● Page excerpt
# # # # #

The data stream provided by the server 101 is composed of multimedia information representing video and audio. The audio and video streams may be captured by the server 101 using a camera and a microphone. The streams may also be stored on the server or received by the server from another machine.

The video and audio streams are coded and compressed by the server 101. The compressed data is divided into packets and transmitted to the client 102 by the network 100 using a communication protocol that can be RTP (Real-time Transport Protocol), UDP (User Datagram Protocol) or any other type of communication protocol.

As is often the case, the rate available over the network 100 is limited, for example by the presence of competing data streams. Moreover, the transmission time and the rate of data loss from the server to the client may vary depending on the state of the network. Radio interference or congestion caused by competing streams may for example create delays in the transmissions or even cause packet losses and thus errors. Other causes of error also exist.

The client 102 decodes the data stream received through the network 100 and displays the video images on a screen and plays the audio data through a loud speaker. As explained in the preamble, the decoder tries to hide the errors using an error concealment algorithm.

FIG. 2 is a block diagram of a client 102 adapted to incorporate the method of decoding of the invention. A server 101 adapted to incorporate the method of encoding of the invention could actually be represented by a similar block diagram.

Preferably, the device 101 or 102 comprises a central processing unit (CPU) 201 capable of executing instructions obtained from a program ROM (Read Only Memory) 203 on powering up and instructions relating to a software application obtained from another memory 202 shortly afterwards. The memory 202 is for example of the Random Access Memory (RAM) type which can be used as a working area of CPU 201, and the memory capacity thereof can be expanded by an optional RAM connected to an expansion port (not illustrated). Instructions relating to a software application may be loaded into the memory 202 from a hard-disk (HD) 206 or from the program ROM 203 for example. Such a software application, when executed by the CPU 201, causes the steps of the method of the invention to be performed on the device 101 or 102. In an example, a computer program may include a series of instructions adapted to implement an embodiment method in response to the series of instructions being executed by a microprocessor. In another example, a computer-readable storage medium may store a program that causes a device to perform a method described herein. In another example, a central processing unit (CPU) may be configured to control at least one unit utilized in a method or apparatus described herein.

Reference numeral 204 shows a network interface that allows the connection of the device 101 or 102 to the communication network 100.

Reference numeral 205 further shows a user interface adapted to display information to from a user and/or to receive inputs therefrom.

FIG. 3 shows main modules of the video server and client of the invention. In the server 101, video data is received by an encoder 301 in charge of compressing said data. Such video data can be compressed using a motion compensation format such as MPEG2, MPEG4 part 2 or H.264/AVC. The compressed video data is composed of independent units (NAL units or NALU for Network Abstraction Layer Units in H.264/AVC—or slices in MPEG4 part 2) each of which can be decoded independently and comprises particular blocks of pixels.

FIG. 8 shows two consecutive frames 800 and 801 of a video sequence compressed with a motion compensation format. Each frame is divided in blocks. The set of blocks of the area 802 is transmitted in a single slice or NAL unit.

# # # # #

● Supplied records
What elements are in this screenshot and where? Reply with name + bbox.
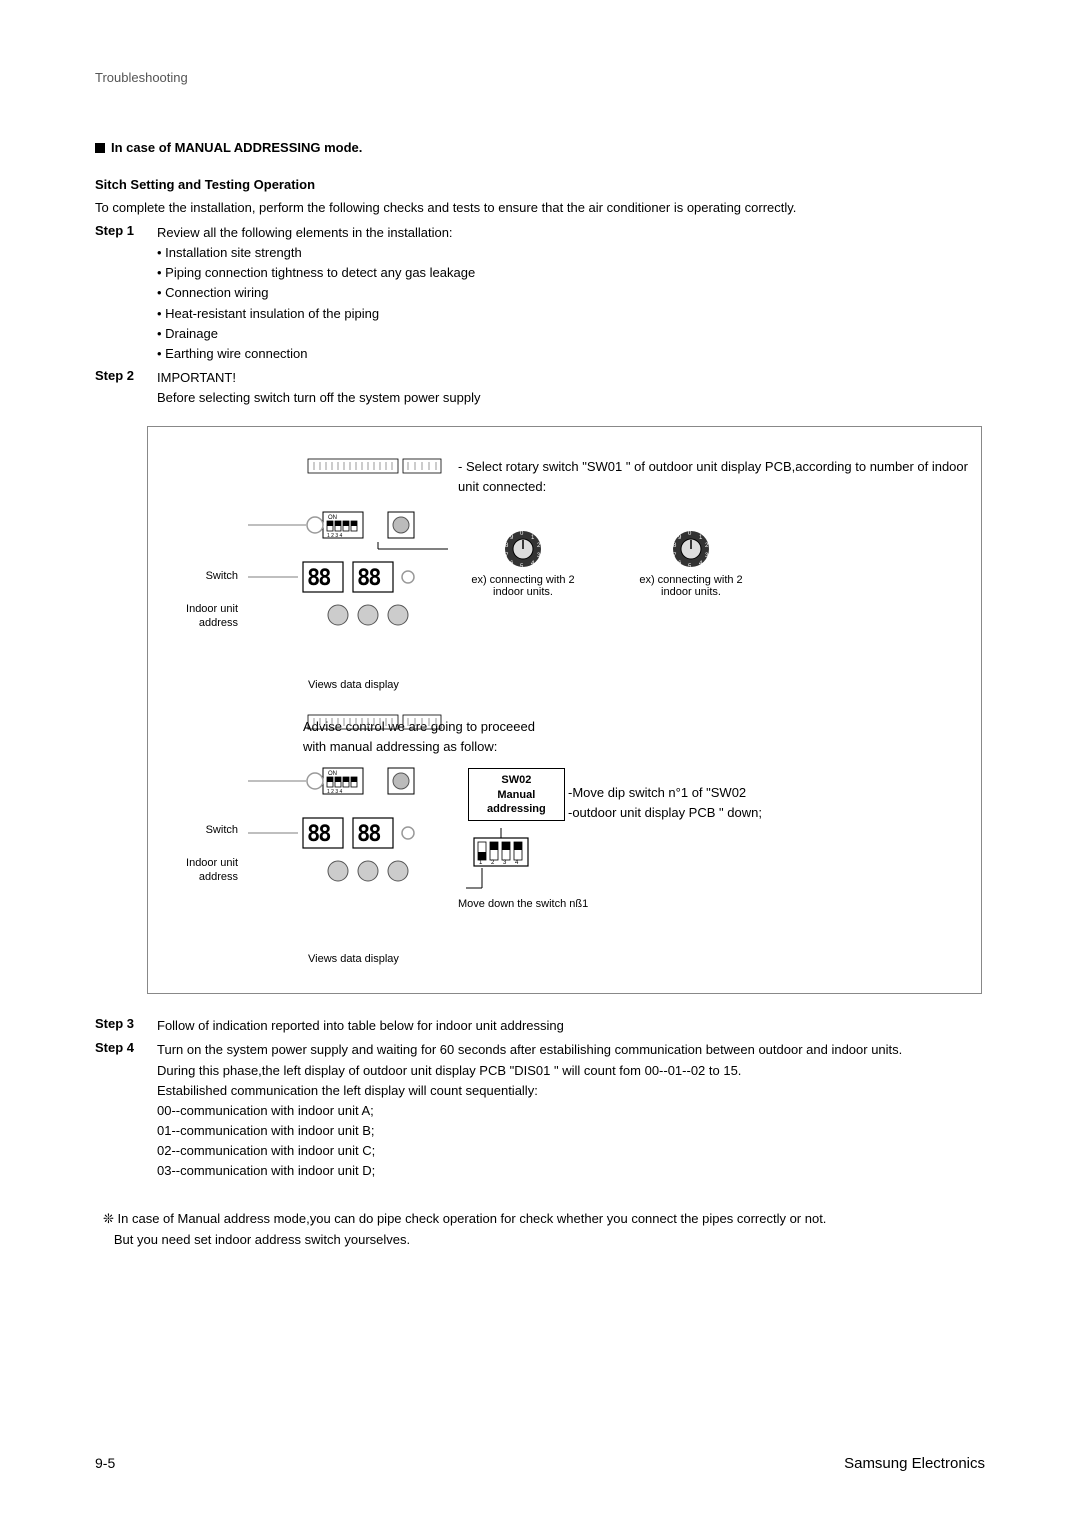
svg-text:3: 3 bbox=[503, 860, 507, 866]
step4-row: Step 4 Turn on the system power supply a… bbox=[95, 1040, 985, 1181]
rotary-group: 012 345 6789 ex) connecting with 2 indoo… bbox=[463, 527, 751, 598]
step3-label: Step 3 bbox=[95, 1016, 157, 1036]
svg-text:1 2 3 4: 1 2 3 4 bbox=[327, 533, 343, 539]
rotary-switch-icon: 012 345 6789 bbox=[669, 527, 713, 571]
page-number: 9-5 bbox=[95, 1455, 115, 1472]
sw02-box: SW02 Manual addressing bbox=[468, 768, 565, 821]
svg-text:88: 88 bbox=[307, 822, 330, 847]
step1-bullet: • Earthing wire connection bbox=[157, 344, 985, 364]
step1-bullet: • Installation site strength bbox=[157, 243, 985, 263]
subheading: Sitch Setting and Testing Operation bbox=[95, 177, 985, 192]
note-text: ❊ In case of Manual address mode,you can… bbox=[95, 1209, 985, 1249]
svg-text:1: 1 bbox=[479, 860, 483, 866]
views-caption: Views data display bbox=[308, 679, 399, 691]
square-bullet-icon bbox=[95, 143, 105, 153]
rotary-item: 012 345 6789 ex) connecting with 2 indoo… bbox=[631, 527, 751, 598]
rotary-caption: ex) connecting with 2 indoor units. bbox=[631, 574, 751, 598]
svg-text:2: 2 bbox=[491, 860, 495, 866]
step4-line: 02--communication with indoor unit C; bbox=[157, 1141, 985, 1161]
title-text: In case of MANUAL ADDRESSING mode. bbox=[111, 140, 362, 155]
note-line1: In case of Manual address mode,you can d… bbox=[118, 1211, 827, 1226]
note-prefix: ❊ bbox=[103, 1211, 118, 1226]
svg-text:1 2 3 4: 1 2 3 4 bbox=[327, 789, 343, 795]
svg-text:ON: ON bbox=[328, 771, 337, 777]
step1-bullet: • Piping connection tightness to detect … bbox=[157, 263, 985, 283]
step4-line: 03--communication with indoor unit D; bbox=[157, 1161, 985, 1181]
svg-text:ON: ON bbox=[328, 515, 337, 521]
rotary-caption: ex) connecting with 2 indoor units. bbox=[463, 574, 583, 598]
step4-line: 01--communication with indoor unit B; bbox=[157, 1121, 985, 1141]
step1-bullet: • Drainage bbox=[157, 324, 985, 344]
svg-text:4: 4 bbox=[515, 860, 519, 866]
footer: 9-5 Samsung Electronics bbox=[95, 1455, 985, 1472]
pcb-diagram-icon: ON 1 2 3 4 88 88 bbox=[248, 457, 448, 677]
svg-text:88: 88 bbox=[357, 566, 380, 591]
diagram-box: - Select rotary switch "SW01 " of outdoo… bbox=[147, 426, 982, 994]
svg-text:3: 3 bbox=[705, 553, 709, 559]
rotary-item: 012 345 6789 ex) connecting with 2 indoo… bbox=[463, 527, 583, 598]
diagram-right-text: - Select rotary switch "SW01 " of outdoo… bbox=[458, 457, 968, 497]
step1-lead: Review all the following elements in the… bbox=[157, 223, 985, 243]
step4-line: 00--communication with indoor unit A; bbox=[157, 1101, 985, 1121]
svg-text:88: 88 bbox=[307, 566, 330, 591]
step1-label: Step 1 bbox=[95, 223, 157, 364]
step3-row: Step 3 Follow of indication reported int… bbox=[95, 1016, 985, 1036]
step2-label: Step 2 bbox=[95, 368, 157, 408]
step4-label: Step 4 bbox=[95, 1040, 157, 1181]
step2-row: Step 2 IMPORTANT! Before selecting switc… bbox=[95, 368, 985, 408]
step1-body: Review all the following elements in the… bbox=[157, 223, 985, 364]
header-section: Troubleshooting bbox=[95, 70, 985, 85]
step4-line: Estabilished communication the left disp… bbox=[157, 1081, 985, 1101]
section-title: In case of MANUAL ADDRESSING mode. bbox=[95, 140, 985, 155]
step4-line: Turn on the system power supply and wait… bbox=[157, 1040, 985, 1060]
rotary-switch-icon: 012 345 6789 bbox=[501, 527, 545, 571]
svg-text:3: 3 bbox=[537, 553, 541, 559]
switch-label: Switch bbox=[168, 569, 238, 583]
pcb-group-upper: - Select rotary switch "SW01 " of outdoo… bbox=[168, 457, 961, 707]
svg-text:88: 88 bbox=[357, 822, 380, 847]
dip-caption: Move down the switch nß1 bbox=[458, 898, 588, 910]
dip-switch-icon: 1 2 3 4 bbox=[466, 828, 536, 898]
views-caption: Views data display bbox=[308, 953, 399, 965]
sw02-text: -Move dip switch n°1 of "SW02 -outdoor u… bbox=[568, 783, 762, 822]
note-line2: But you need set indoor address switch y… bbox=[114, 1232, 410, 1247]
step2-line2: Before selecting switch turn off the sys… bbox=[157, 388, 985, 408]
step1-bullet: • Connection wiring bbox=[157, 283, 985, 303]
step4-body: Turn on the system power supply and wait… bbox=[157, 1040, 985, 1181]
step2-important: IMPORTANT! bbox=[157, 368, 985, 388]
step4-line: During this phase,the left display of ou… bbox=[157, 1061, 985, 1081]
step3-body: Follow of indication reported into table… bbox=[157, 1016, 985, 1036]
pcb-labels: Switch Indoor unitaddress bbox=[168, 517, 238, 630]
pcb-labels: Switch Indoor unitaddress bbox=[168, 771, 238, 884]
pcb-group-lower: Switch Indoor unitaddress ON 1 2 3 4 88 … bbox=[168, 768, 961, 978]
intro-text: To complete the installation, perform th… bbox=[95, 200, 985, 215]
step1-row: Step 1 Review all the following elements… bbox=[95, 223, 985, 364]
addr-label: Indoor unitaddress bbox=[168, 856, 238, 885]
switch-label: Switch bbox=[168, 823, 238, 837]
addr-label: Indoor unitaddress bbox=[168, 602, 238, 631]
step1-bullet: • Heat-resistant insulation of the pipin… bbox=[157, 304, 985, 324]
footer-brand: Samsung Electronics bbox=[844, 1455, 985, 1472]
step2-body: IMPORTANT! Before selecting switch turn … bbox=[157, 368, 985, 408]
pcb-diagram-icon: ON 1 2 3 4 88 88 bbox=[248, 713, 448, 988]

# # # # #

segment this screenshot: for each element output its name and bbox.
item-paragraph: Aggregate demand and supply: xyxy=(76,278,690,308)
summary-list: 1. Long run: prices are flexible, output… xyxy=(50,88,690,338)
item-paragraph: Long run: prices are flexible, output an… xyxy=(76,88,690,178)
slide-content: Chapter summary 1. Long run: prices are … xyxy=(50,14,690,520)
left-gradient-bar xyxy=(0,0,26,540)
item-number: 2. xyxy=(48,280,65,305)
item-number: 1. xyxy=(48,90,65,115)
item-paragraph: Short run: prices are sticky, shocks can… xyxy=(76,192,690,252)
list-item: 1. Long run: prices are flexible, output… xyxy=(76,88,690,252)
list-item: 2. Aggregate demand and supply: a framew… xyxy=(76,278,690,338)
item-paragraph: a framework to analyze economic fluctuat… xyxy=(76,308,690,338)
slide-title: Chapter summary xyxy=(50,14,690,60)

# # # # #

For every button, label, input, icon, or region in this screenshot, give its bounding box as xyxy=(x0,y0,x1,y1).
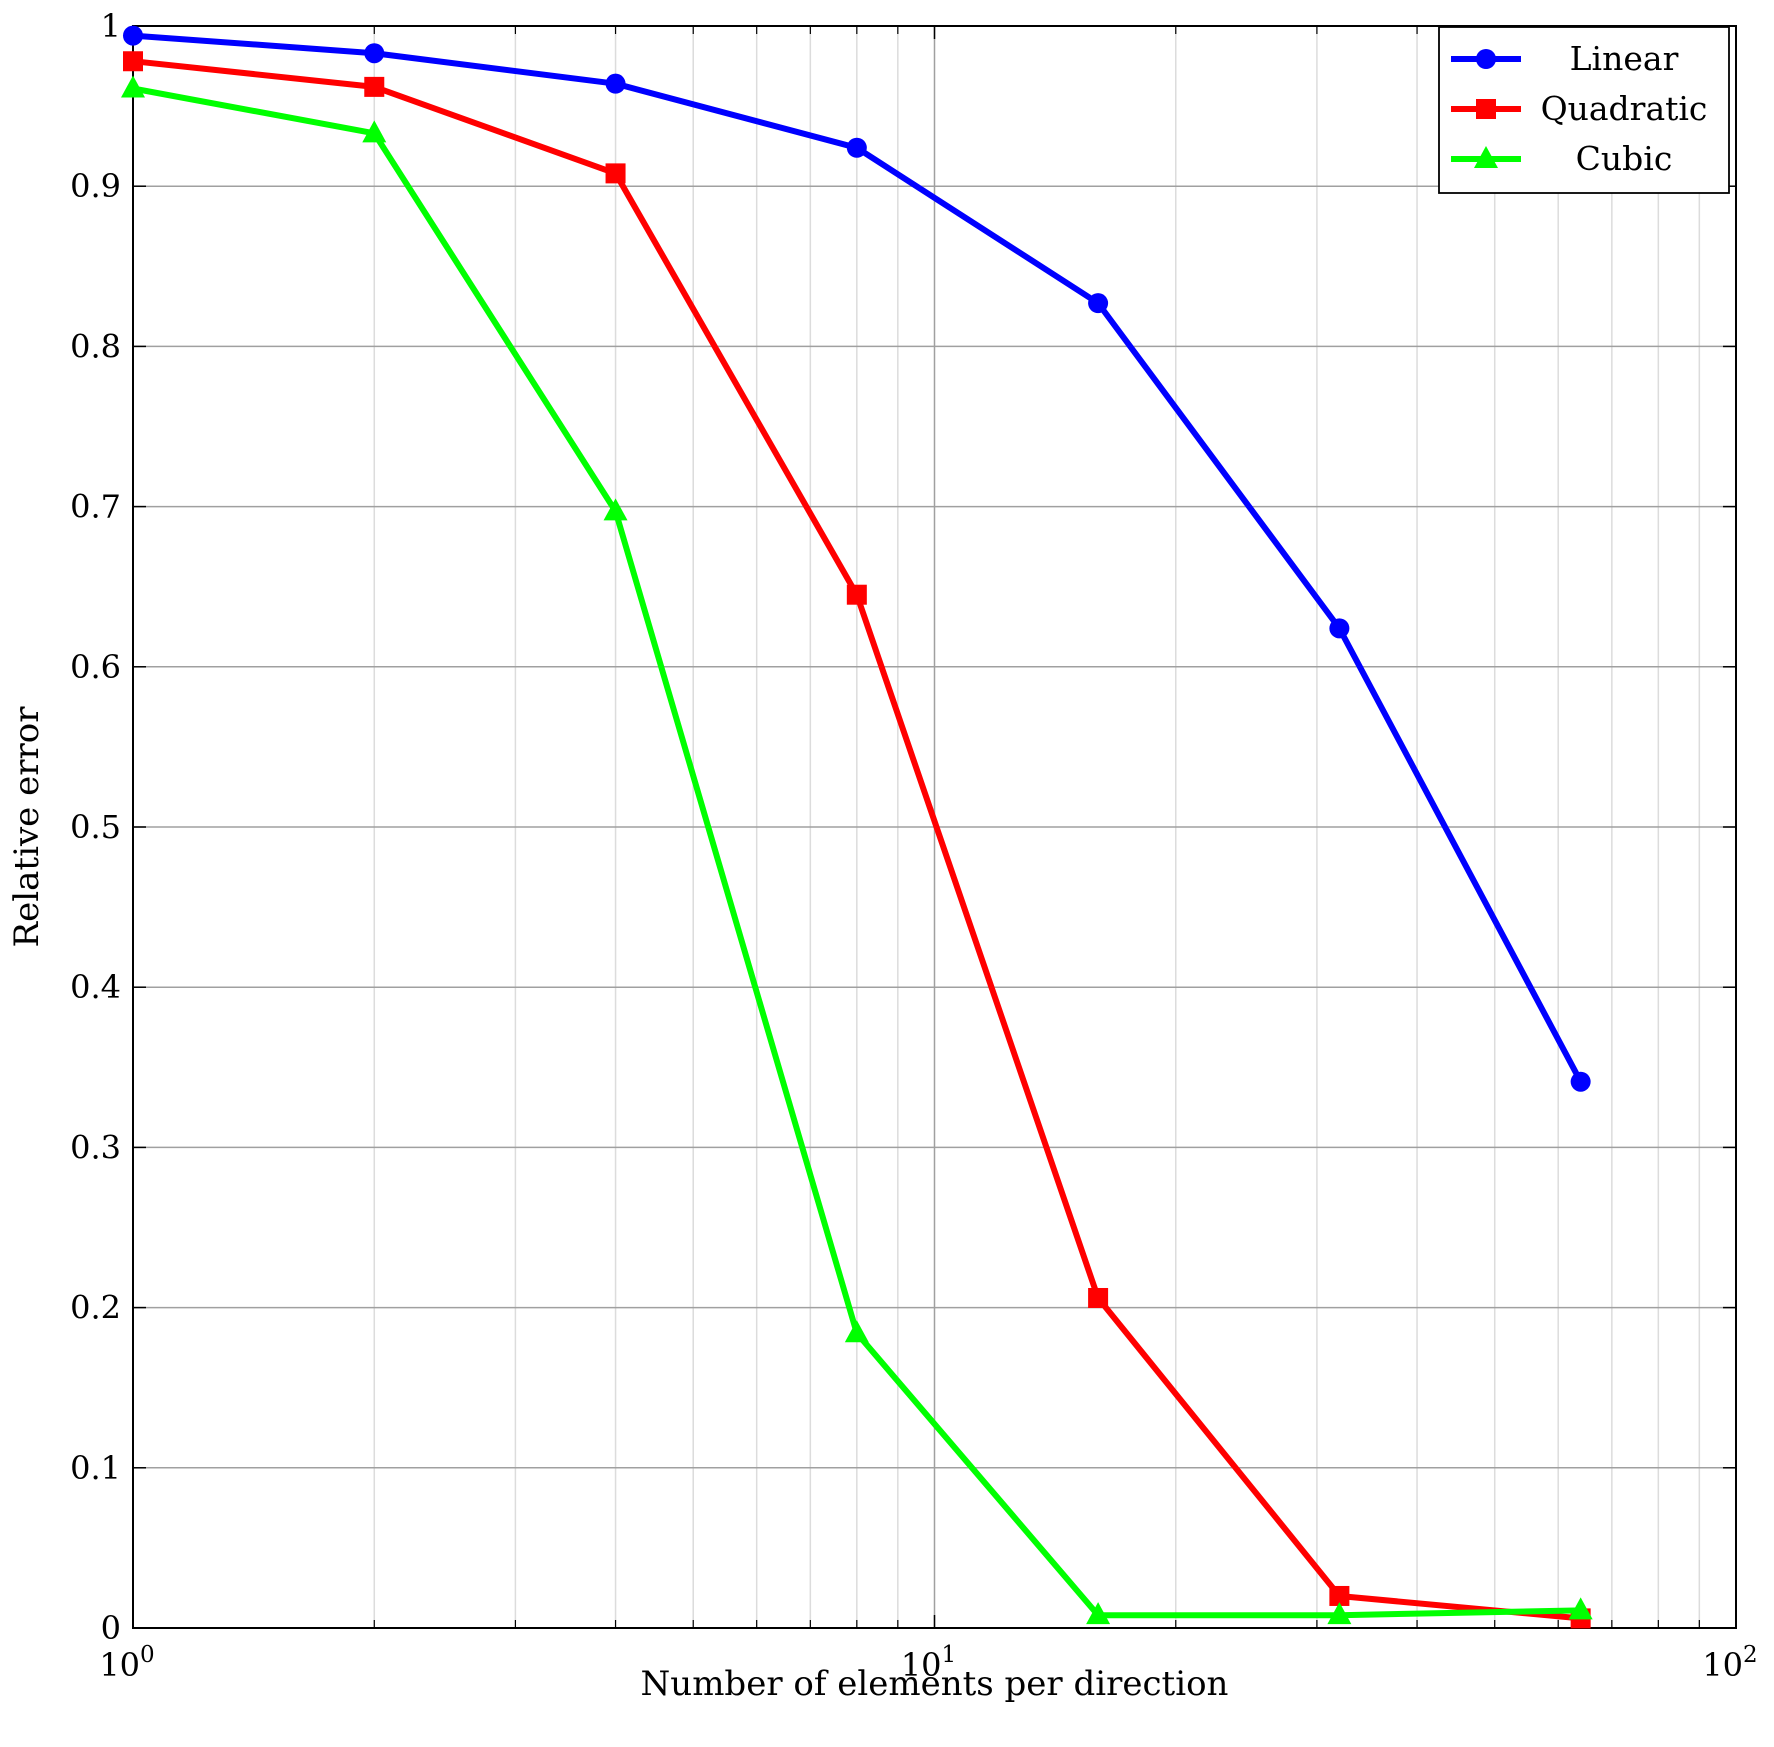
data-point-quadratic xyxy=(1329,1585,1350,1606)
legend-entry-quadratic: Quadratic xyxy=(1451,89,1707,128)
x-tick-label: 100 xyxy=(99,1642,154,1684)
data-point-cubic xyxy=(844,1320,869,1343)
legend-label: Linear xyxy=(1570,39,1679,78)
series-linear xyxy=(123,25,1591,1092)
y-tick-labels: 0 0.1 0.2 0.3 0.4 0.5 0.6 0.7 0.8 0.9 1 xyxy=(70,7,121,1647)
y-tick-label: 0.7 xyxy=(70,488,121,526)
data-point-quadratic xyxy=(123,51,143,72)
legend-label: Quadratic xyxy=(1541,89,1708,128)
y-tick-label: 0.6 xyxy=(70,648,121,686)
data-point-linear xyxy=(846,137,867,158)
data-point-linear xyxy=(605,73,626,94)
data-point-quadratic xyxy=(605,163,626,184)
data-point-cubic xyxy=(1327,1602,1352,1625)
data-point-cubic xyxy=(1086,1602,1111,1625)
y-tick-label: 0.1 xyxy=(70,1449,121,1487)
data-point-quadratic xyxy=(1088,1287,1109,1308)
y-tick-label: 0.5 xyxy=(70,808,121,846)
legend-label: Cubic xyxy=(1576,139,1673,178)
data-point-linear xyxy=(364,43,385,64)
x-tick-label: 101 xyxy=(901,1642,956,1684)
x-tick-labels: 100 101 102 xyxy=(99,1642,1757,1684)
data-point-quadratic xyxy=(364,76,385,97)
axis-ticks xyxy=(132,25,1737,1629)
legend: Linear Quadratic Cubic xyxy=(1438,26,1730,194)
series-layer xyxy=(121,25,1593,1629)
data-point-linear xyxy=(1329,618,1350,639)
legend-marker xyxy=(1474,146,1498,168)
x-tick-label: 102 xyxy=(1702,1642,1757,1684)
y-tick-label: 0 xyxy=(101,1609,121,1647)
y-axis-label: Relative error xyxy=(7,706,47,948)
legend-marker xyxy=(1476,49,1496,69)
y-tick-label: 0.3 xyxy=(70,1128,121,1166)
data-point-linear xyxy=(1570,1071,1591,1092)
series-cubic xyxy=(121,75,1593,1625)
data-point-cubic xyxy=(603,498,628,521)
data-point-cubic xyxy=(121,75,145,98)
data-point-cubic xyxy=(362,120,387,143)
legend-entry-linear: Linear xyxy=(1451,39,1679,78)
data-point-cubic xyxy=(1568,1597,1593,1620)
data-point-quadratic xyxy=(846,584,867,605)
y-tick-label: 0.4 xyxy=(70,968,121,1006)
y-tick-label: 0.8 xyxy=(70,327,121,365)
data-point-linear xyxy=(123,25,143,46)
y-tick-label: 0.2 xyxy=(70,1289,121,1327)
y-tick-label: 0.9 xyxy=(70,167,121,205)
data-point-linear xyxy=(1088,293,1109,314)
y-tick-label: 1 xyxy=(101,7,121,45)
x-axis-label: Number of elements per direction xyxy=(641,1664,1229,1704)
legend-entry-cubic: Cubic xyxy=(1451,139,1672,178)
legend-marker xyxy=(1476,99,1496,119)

# # # # #

● Short exercise 1
From the video streaming excerpt, repeat word for word the part starting with "As is often" and going on through "error also exist.".
● Short exercise 2
Translate this sentence from the video streaming excerpt into Spanish: "Reference numeral 204 shows a network interface that allows the connection of the device 101 or 102 to the communication network 100."

● Full answer 1
As is often the case, the rate available over the network 100 is limited, for example by the presence of competing data streams. Moreover, the transmission time and the rate of data loss from the server to the client may vary depending on the state of the network. Radio interference or congestion caused by competing streams may for example create delays in the transmissions or even cause packet losses and thus errors. Other causes of error also exist.

● Full answer 2
El número de referencia 204 muestra una interfaz de red que permite la conexión del dispositivo 101 o 102 a la red de comunicación 100.